Find the lines in these entries that include the word "Level" and state how many there are, with no other words.

************

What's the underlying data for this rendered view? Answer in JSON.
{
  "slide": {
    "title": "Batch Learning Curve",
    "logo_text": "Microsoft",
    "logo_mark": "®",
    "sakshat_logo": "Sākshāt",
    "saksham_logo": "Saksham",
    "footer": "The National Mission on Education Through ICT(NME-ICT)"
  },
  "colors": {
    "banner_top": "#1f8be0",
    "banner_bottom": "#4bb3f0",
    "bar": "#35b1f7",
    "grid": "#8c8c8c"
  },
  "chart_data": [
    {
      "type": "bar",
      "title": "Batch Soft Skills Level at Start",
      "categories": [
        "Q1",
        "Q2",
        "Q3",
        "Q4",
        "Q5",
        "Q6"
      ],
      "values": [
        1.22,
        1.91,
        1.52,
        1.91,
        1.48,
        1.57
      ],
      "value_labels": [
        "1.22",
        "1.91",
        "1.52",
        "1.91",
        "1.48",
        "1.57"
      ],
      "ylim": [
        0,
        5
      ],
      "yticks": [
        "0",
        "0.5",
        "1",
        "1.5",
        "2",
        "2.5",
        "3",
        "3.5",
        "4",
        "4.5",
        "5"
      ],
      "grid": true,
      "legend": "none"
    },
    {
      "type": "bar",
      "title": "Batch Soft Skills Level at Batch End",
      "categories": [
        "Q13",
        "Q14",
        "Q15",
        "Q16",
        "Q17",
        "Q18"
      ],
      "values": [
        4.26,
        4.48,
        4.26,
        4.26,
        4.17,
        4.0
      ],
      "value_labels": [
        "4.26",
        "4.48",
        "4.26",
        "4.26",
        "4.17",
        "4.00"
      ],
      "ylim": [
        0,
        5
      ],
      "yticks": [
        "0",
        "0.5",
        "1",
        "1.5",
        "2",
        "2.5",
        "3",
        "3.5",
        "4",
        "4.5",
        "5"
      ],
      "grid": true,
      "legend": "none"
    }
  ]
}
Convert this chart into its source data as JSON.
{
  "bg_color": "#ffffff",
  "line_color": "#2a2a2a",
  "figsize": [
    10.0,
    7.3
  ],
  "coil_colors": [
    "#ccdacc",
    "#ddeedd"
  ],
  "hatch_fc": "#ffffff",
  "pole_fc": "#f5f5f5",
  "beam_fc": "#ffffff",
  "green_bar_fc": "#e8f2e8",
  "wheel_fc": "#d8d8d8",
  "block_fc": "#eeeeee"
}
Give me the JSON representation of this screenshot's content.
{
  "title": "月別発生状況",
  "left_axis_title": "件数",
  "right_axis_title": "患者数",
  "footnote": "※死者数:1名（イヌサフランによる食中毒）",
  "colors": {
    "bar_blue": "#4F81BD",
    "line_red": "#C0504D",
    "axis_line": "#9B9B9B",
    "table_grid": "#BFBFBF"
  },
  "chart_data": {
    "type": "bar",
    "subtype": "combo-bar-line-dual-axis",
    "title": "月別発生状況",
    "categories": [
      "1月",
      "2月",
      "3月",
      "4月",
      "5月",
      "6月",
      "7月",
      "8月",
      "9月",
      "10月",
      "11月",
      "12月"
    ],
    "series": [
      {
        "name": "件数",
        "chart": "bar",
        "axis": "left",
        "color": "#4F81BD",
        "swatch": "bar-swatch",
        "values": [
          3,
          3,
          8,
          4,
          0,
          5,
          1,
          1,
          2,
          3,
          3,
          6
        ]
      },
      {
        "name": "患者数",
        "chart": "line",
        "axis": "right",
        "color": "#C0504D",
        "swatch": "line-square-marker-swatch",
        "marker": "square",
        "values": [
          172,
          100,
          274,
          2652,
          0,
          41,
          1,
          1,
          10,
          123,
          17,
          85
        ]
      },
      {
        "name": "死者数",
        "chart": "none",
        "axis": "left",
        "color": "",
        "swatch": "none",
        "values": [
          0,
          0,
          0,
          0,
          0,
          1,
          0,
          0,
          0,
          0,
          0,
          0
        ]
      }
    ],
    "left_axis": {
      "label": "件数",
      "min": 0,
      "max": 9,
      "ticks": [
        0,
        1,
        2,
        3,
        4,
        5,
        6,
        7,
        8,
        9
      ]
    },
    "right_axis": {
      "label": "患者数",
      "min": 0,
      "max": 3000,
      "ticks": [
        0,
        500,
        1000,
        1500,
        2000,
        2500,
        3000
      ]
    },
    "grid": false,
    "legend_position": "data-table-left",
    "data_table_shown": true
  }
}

************

== Output below ==
2